• **Exercise details**:
Repeat all of the records verbatim.

• **Provided material**:
------------------------------------------------------------

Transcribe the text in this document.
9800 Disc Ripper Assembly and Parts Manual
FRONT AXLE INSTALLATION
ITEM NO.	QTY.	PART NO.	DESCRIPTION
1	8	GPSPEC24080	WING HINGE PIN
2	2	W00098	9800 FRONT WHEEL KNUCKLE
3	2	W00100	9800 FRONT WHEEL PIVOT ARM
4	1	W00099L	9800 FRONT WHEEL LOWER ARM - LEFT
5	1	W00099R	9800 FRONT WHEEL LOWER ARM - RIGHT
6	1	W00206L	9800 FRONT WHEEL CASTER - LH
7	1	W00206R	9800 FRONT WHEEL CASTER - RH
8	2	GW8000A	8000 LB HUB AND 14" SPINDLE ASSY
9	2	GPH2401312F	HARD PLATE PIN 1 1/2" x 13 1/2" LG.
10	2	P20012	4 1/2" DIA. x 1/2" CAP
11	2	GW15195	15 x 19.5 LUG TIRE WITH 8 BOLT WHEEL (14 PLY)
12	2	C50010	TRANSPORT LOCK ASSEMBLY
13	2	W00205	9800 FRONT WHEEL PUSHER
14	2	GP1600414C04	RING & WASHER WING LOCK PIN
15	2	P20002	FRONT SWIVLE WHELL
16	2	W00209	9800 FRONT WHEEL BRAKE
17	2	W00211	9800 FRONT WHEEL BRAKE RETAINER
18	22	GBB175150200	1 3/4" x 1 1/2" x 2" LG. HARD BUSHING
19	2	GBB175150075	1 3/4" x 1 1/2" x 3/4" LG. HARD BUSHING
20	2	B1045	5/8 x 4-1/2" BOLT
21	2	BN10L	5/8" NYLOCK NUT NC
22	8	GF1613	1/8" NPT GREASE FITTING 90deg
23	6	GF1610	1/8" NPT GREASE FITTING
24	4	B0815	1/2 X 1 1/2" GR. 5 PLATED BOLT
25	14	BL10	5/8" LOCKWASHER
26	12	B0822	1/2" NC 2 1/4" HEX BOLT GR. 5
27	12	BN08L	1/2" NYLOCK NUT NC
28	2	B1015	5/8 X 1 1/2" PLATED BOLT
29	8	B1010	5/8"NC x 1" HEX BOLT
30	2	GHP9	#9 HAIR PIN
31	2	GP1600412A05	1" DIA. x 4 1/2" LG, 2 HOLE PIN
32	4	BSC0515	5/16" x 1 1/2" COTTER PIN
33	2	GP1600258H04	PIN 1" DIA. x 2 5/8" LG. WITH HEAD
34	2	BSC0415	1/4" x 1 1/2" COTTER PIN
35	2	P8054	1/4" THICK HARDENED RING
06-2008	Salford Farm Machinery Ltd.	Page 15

------------------------------------------------------------

• **Complete output**:
Transcribe the text in this document.
9800 Disc Ripper Assembly and Parts Manual
FRONT AXLE INSTALLATION
ITEM NO.	QTY.	PART NO.	DESCRIPTION
1	8	GPSPEC24080	WING HINGE PIN
2	2	W00098	9800 FRONT WHEEL KNUCKLE
3	2	W00100	9800 FRONT WHEEL PIVOT ARM
4	1	W00099L	9800 FRONT WHEEL LOWER ARM - LEFT
5	1	W00099R	9800 FRONT WHEEL LOWER ARM - RIGHT
6	1	W00206L	9800 FRONT WHEEL CASTER - LH
7	1	W00206R	9800 FRONT WHEEL CASTER - RH
8	2	GW8000A	8000 LB HUB AND 14" SPINDLE ASSY
9	2	GPH2401312F	HARD PLATE PIN 1 1/2" x 13 1/2" LG.
10	2	P20012	4 1/2" DIA. x 1/2" CAP
11	2	GW15195	15 x 19.5 LUG TIRE WITH 8 BOLT WHEEL (14 PLY)
12	2	C50010	TRANSPORT LOCK ASSEMBLY
13	2	W00205	9800 FRONT WHEEL PUSHER
14	2	GP1600414C04	RING & WASHER WING LOCK PIN
15	2	P20002	FRONT SWIVLE WHELL
16	2	W00209	9800 FRONT WHEEL BRAKE
17	2	W00211	9800 FRONT WHEEL BRAKE RETAINER
18	22	GBB175150200	1 3/4" x 1 1/2" x 2" LG. HARD BUSHING
19	2	GBB175150075	1 3/4" x 1 1/2" x 3/4" LG. HARD BUSHING
20	2	B1045	5/8 x 4-1/2" BOLT
21	2	BN10L	5/8" NYLOCK NUT NC
22	8	GF1613	1/8" NPT GREASE FITTING 90deg
23	6	GF1610	1/8" NPT GREASE FITTING
24	4	B0815	1/2 X 1 1/2" GR. 5 PLATED BOLT
25	14	BL10	5/8" LOCKWASHER
26	12	B0822	1/2" NC 2 1/4" HEX BOLT GR. 5
27	12	BN08L	1/2" NYLOCK NUT NC
28	2	B1015	5/8 X 1 1/2" PLATED BOLT
29	8	B1010	5/8"NC x 1" HEX BOLT
30	2	GHP9	#9 HAIR PIN
31	2	GP1600412A05	1" DIA. x 4 1/2" LG, 2 HOLE PIN
32	4	BSC0515	5/16" x 1 1/2" COTTER PIN
33	2	GP1600258H04	PIN 1" DIA. x 2 5/8" LG. WITH HEAD
34	2	BSC0415	1/4" x 1 1/2" COTTER PIN
35	2	P8054	1/4" THICK HARDENED RING
06-2008	Salford Farm Machinery Ltd.	Page 15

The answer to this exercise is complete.